◆ **Your task**:
The exercise asks you to copy every line below in which "lines" appears.

■ ■ ■

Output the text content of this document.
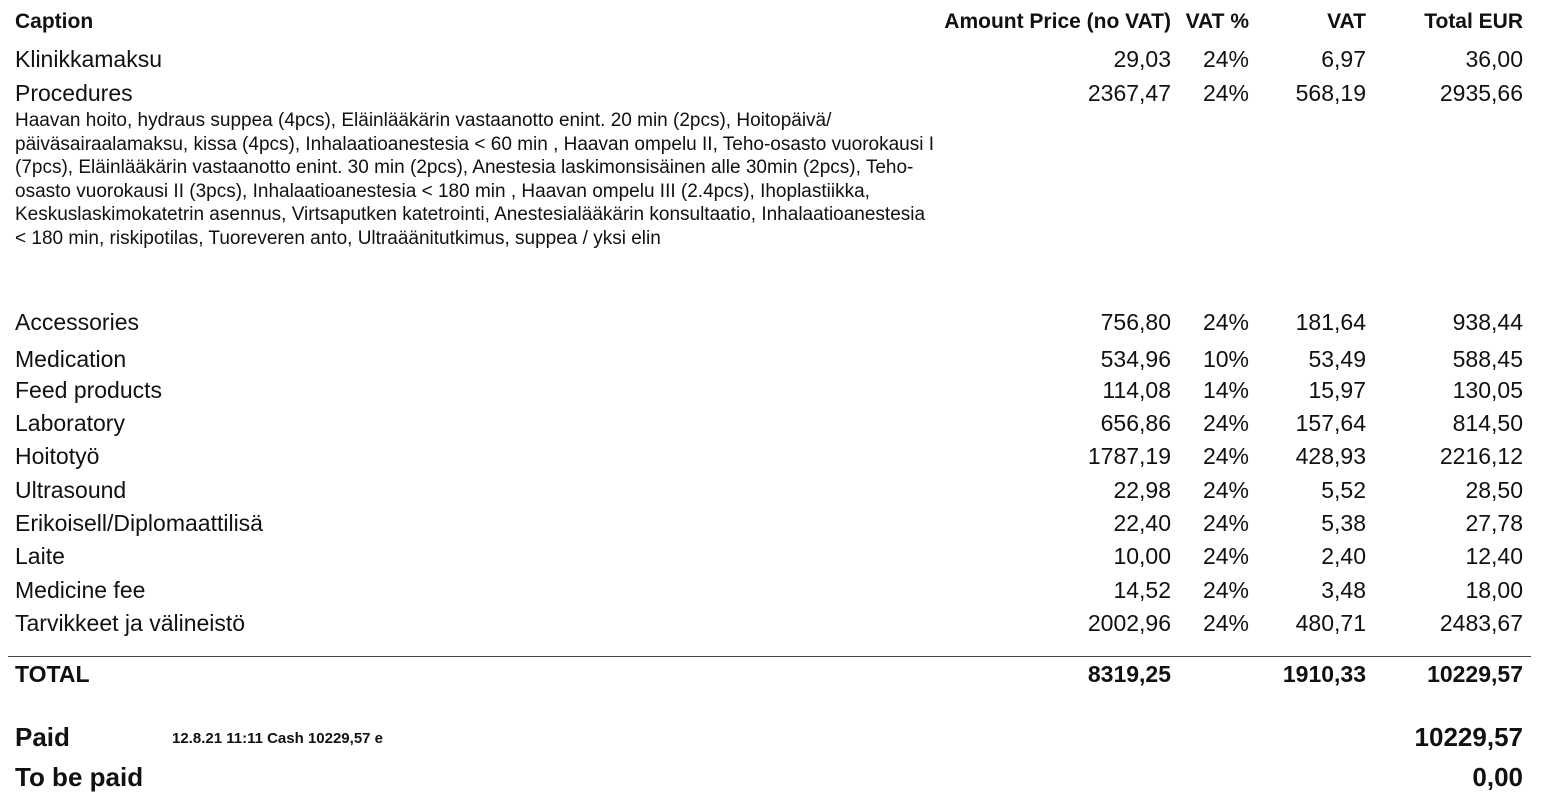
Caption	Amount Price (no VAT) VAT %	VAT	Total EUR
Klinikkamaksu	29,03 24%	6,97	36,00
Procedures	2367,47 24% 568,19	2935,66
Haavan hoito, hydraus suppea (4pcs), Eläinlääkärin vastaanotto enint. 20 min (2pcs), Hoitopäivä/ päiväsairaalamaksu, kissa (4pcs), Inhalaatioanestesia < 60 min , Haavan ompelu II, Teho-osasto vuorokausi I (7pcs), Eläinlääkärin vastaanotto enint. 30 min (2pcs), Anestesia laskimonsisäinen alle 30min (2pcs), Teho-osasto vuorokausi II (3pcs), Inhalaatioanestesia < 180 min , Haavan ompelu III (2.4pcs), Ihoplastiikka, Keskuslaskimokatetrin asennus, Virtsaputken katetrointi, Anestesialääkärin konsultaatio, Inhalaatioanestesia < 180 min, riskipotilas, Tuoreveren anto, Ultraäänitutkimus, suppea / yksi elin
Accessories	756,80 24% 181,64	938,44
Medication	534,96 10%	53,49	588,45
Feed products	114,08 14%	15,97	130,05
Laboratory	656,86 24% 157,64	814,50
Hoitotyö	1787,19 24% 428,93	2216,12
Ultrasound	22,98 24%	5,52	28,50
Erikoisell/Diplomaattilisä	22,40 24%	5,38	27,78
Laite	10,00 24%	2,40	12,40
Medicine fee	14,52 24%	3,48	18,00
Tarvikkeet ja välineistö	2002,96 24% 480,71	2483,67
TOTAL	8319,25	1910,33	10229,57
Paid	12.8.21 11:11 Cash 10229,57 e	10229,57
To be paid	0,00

■ ■ ■

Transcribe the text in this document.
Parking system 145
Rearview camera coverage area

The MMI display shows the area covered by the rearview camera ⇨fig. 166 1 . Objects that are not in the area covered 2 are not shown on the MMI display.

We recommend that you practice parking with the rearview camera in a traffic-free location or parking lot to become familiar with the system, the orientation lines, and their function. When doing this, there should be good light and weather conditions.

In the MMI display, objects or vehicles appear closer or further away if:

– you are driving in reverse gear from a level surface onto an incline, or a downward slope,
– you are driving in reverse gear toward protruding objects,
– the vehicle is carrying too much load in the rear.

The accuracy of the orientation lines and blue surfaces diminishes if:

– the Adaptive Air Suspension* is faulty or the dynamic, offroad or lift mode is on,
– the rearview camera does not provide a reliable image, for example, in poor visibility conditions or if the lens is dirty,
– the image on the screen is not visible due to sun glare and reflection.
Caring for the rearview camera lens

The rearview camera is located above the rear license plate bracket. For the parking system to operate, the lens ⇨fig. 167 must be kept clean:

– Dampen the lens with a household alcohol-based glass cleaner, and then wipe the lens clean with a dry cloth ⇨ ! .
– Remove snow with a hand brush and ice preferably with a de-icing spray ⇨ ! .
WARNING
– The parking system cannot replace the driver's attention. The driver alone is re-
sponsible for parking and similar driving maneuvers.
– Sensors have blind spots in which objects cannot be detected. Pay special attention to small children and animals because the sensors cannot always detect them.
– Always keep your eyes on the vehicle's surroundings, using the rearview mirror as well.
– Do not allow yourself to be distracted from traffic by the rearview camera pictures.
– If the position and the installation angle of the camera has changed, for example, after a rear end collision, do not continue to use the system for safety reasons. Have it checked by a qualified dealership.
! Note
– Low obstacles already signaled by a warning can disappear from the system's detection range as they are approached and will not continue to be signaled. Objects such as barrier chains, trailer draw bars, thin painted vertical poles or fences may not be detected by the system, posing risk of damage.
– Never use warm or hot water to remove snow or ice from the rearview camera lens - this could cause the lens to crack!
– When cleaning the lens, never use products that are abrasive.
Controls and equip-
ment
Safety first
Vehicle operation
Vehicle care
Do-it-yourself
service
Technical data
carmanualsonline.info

■ ■ ■

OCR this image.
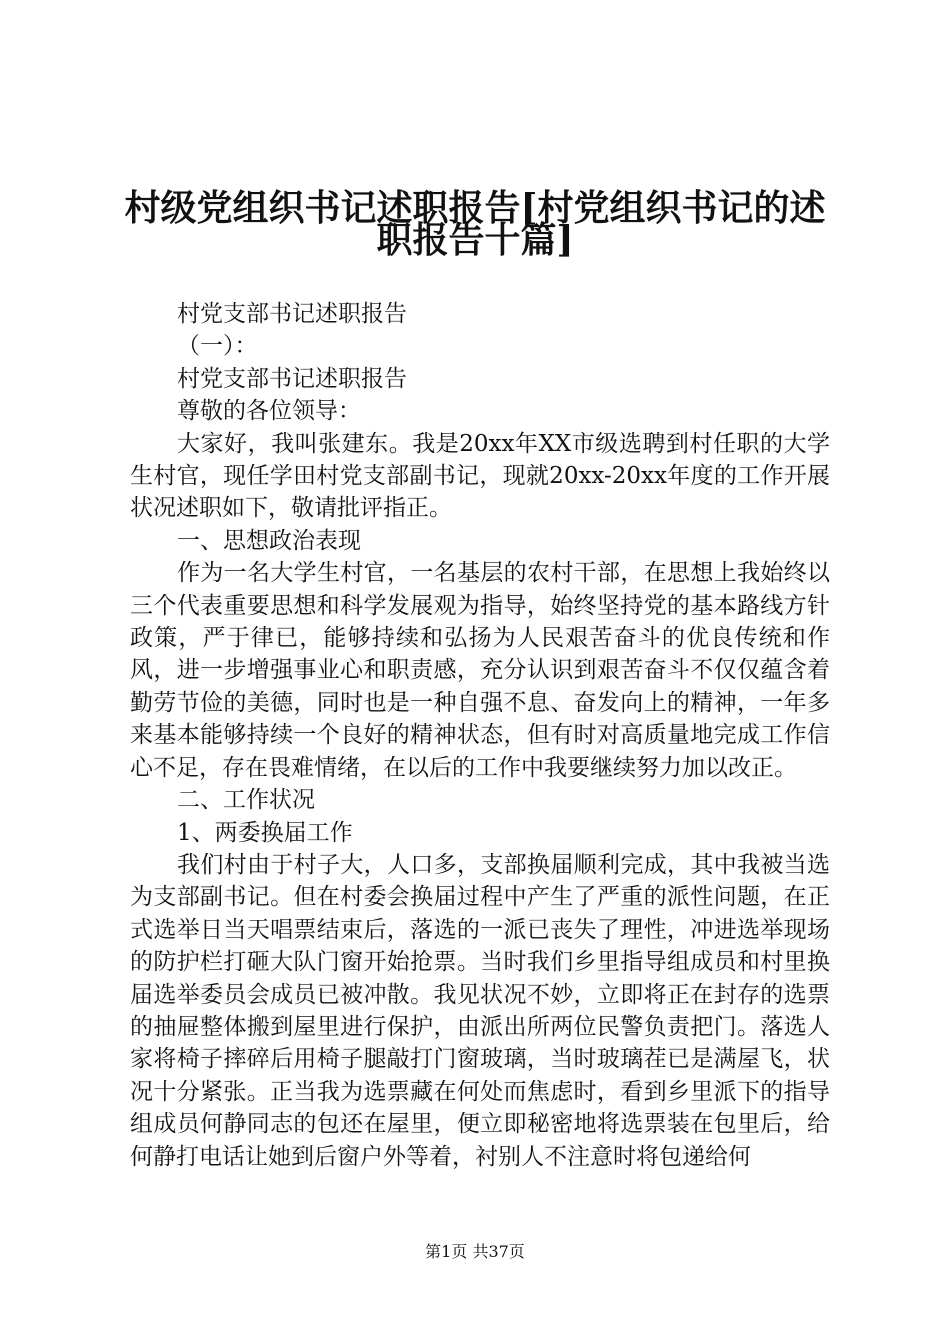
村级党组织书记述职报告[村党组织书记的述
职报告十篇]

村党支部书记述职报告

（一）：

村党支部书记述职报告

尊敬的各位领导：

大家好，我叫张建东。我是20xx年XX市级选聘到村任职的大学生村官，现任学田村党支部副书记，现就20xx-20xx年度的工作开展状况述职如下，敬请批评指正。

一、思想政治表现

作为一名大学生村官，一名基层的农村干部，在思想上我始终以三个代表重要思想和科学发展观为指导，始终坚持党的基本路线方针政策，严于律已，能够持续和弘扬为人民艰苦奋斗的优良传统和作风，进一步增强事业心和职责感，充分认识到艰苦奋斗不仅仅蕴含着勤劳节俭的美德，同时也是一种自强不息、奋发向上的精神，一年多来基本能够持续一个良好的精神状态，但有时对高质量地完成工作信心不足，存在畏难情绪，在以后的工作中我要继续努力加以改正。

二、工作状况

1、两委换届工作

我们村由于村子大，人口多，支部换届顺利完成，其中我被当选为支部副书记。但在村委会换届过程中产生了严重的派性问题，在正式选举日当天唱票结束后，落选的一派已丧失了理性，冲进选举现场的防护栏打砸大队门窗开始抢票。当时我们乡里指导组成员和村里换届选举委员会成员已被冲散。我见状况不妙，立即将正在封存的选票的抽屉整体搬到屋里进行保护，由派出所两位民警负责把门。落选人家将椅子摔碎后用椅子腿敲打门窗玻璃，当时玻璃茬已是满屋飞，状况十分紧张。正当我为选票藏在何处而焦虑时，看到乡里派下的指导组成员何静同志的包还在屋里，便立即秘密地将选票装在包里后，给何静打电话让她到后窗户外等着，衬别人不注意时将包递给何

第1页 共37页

■ ■ ■

◆ **Response to the exercise**:
We recommend that you practice parking with the rearview camera in a traffic-free location or parking lot to become familiar with the system, the orientation lines, and their function. When doing this, there should be good light and weather conditions.
The accuracy of the orientation lines and blue surfaces diminishes if:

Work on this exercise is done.